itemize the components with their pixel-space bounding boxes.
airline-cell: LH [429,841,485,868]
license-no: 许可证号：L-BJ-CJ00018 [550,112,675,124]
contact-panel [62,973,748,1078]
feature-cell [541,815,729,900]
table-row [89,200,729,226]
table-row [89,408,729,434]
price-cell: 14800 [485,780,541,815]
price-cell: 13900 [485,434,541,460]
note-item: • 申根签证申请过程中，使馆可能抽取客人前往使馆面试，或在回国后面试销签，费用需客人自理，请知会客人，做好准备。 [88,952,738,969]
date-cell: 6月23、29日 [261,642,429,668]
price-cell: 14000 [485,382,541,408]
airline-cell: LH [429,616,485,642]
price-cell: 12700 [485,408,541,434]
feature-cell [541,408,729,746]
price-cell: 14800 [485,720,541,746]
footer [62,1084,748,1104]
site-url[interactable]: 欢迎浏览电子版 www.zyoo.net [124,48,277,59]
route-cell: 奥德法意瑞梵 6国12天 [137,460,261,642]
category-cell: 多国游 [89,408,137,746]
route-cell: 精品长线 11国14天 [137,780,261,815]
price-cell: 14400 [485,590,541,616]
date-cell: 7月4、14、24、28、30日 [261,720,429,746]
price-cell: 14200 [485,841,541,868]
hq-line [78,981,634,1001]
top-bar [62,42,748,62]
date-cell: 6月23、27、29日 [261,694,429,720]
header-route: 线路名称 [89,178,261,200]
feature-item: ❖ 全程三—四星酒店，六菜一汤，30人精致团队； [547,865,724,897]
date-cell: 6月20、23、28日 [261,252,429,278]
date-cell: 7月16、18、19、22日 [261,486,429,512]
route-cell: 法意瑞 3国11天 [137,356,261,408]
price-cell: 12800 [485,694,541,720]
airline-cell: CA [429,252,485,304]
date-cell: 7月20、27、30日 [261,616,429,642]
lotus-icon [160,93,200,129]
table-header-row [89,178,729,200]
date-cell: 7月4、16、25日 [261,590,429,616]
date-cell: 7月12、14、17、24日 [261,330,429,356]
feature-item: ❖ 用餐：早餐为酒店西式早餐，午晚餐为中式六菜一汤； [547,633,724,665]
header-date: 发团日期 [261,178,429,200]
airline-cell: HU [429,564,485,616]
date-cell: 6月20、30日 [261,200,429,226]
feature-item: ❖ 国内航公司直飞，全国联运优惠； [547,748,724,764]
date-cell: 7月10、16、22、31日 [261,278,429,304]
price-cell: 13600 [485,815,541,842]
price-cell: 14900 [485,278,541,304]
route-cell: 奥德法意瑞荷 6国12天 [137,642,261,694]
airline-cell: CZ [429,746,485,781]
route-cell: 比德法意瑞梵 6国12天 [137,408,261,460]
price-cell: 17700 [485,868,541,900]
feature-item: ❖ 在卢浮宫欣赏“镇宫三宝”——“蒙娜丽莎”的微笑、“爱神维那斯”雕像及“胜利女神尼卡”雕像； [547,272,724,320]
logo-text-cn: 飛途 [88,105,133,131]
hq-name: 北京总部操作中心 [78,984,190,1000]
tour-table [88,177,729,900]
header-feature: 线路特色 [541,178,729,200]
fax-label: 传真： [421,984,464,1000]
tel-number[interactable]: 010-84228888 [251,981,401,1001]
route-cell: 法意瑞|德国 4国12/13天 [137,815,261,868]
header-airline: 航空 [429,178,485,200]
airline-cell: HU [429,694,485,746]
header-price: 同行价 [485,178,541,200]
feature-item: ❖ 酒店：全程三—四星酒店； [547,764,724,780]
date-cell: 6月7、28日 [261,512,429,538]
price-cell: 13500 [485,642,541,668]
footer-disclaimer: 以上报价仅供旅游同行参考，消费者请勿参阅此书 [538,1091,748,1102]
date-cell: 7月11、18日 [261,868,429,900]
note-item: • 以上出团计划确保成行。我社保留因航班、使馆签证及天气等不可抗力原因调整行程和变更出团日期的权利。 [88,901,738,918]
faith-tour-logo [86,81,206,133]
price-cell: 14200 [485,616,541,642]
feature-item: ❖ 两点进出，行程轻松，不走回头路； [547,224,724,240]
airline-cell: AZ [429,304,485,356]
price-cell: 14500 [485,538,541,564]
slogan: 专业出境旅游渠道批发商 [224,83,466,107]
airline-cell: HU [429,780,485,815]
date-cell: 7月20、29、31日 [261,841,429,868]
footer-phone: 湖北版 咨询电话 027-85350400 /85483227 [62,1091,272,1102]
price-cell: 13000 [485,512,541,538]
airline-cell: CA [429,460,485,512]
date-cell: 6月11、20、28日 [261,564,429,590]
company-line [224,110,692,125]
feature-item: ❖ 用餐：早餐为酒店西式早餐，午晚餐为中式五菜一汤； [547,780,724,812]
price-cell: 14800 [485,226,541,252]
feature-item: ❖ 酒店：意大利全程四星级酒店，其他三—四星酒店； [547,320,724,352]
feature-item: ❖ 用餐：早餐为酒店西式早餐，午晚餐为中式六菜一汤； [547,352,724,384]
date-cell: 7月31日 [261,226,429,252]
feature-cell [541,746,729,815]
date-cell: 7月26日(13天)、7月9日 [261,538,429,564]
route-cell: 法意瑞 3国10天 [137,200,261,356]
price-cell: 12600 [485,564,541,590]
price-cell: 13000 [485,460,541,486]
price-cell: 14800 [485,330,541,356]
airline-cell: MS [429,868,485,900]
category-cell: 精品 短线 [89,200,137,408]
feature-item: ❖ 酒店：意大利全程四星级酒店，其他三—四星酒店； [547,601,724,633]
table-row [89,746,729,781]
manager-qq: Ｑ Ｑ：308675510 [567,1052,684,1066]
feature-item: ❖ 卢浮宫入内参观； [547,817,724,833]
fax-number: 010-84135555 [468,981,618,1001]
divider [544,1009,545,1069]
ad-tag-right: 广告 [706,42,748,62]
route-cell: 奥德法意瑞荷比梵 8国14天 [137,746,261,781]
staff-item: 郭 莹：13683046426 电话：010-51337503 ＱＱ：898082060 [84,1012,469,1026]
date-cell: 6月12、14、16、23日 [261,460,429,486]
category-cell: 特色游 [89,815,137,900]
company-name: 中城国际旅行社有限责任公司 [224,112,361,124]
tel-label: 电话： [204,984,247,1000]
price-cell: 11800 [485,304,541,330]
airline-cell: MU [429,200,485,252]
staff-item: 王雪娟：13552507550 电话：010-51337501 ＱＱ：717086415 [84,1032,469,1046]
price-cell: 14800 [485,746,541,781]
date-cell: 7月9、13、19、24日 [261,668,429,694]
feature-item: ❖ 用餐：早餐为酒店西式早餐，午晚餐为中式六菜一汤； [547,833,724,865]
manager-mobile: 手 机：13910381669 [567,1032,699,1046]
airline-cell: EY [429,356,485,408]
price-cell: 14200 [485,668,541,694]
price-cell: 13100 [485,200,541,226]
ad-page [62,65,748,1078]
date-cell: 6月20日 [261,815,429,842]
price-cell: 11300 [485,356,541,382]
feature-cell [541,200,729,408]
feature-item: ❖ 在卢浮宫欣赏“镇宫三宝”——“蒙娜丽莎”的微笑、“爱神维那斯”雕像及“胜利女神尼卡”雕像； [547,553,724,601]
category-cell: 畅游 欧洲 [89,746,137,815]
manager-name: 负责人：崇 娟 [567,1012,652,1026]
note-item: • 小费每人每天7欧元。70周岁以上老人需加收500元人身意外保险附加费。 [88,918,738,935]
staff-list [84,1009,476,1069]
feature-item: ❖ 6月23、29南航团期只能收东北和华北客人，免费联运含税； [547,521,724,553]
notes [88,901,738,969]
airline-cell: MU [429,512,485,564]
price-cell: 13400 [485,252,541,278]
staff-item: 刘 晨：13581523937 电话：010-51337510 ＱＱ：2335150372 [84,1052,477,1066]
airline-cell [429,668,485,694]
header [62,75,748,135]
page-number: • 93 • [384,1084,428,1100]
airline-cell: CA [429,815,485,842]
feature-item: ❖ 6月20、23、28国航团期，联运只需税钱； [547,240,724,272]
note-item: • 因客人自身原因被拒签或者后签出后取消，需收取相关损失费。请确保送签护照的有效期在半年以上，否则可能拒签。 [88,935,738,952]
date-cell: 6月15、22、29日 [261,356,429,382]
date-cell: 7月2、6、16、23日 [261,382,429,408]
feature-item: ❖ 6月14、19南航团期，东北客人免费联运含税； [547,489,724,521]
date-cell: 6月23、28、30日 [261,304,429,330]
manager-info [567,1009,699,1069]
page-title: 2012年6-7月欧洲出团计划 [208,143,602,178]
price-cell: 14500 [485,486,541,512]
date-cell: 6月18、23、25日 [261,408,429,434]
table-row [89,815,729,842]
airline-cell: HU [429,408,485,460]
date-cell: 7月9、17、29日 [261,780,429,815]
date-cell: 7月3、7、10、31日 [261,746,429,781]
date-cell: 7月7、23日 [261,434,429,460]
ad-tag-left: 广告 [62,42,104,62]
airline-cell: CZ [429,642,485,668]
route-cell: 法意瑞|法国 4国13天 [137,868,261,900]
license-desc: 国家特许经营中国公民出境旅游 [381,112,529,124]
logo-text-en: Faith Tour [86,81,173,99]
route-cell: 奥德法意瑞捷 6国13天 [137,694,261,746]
-*-*-
▶ **Exercise**:
Rewrite the records as a numbered list, starting with the first line and going on through the line with "price-cell: 14900 [485,278,541,304]". Include only those lines, and leave out any blank lines.

▶ **Exercise output**:
1. itemize the components with their pixel-space bounding boxes.
2. airline-cell: LH [429,841,485,868]
3. license-no: 许可证号：L-BJ-CJ00018 [550,112,675,124]
4. contact-panel [62,973,748,1078]
5. feature-cell [541,815,729,900]
6. table-row [89,200,729,226]
7. table-row [89,408,729,434]
8. price-cell: 14800 [485,780,541,815]
9. price-cell: 13900 [485,434,541,460]
10. note-item: • 申根签证申请过程中，使馆可能抽取客人前往使馆面试，或在回国后面试销签，费用需客人自理，请知会客人，做好准备。 [88,952,738,969]
11. date-cell: 6月23、29日 [261,642,429,668]
12. price-cell: 14000 [485,382,541,408]
13. airline-cell: LH [429,616,485,642]
14. price-cell: 12700 [485,408,541,434]
15. feature-cell [541,408,729,746]
16. price-cell: 14800 [485,720,541,746]
17. footer [62,1084,748,1104]
18. site-url[interactable]: 欢迎浏览电子版 www.zyoo.net [124,48,277,59]
19. route-cell: 奥德法意瑞梵 6国12天 [137,460,261,642]
20. category-cell: 多国游 [89,408,137,746]
21. route-cell: 精品长线 11国14天 [137,780,261,815]
22. price-cell: 14400 [485,590,541,616]
23. date-cell: 7月4、14、24、28、30日 [261,720,429,746]
24. price-cell: 14200 [485,841,541,868]
25. hq-line [78,981,634,1001]
26. top-bar [62,42,748,62]
27. date-cell: 6月23、27、29日 [261,694,429,720]
28. header-route: 线路名称 [89,178,261,200]
29. feature-item: ❖ 全程三—四星酒店，六菜一汤，30人精致团队； [547,865,724,897]
30. date-cell: 6月20、23、28日 [261,252,429,278]
31. date-cell: 7月16、18、19、22日 [261,486,429,512]
32. route-cell: 法意瑞 3国11天 [137,356,261,408]
33. price-cell: 12800 [485,694,541,720]
34. airline-cell: CA [429,252,485,304]
35. date-cell: 7月20、27、30日 [261,616,429,642]
36. lotus-icon [160,93,200,129]
37. table-header-row [89,178,729,200]
38. date-cell: 7月4、16、25日 [261,590,429,616]
39. date-cell: 7月12、14、17、24日 [261,330,429,356]
40. feature-item: ❖ 用餐：早餐为酒店西式早餐，午晚餐为中式六菜一汤； [547,633,724,665]
41. header-date: 发团日期 [261,178,429,200]
42. airline-cell: HU [429,564,485,616]
43. date-cell: 6月20、30日 [261,200,429,226]
44. feature-item: ❖ 国内航公司直飞，全国联运优惠； [547,748,724,764]
45. date-cell: 7月10、16、22、31日 [261,278,429,304]
46. price-cell: 13600 [485,815,541,842]
47. price-cell: 14900 [485,278,541,304]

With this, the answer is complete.